# [What the task asks]
Which lines contain the word "hier"? Return each of them as written.
* Start *
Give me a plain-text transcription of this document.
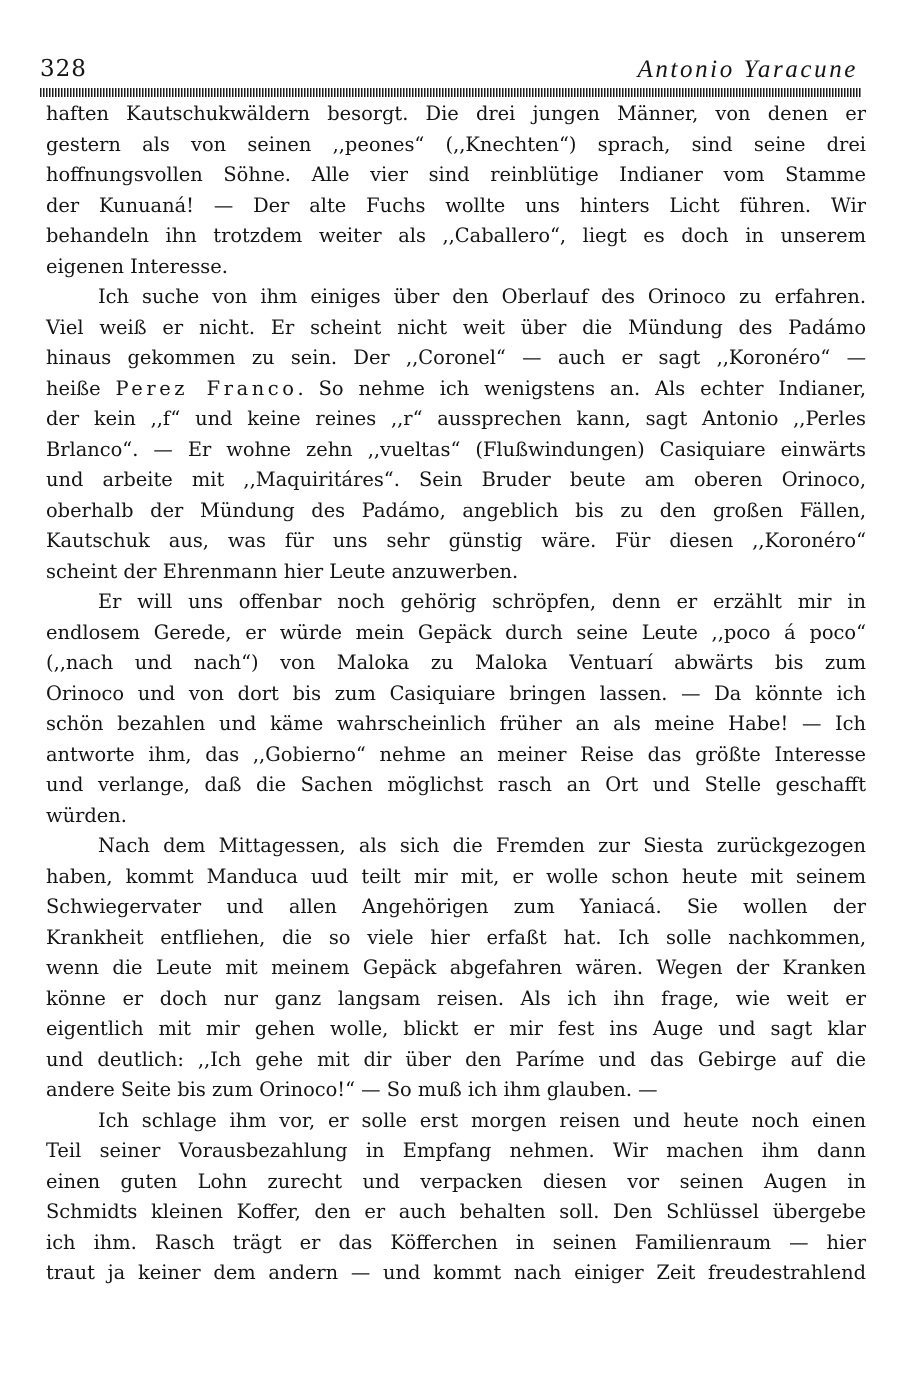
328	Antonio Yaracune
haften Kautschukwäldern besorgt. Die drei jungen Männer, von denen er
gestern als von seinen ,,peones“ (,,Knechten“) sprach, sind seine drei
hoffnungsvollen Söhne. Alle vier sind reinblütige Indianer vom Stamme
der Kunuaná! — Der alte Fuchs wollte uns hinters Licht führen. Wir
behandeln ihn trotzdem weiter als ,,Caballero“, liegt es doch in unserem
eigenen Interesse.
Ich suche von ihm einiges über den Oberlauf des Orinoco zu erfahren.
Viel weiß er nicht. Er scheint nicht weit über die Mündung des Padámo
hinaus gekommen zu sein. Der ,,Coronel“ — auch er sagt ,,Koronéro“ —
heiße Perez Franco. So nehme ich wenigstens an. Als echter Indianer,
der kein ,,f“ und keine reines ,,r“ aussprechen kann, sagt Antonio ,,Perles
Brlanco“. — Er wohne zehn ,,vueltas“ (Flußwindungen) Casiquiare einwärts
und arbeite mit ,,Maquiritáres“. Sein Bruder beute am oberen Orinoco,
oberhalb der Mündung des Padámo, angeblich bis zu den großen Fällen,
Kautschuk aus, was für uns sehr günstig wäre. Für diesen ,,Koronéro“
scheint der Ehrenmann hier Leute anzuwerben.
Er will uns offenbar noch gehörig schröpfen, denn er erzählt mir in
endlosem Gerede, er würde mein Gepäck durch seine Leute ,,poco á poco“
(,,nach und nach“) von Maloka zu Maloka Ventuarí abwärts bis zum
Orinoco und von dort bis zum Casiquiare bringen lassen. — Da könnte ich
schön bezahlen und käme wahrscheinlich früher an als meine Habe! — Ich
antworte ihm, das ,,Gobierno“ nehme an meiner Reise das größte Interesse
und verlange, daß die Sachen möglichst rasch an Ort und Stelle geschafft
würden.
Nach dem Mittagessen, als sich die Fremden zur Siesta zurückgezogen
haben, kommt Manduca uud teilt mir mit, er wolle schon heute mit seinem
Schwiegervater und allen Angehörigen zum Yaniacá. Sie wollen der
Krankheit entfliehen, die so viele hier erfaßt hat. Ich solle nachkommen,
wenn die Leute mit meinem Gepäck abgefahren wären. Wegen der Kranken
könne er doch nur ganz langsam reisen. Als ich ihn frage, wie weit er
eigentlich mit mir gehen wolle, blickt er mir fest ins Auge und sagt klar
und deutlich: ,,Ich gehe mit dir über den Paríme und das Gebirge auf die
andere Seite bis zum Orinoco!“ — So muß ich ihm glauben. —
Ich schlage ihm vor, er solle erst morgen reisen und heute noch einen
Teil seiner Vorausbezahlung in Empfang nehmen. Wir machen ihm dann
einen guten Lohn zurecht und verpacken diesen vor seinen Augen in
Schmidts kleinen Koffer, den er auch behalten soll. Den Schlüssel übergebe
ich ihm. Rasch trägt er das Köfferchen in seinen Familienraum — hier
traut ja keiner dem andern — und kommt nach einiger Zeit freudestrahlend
* End *
# [Output for this task]
scheint der Ehrenmann hier Leute anzuwerben.
Krankheit entfliehen, die so viele hier erfaßt hat. Ich solle nachkommen,
ich ihm. Rasch trägt er das Köfferchen in seinen Familienraum — hier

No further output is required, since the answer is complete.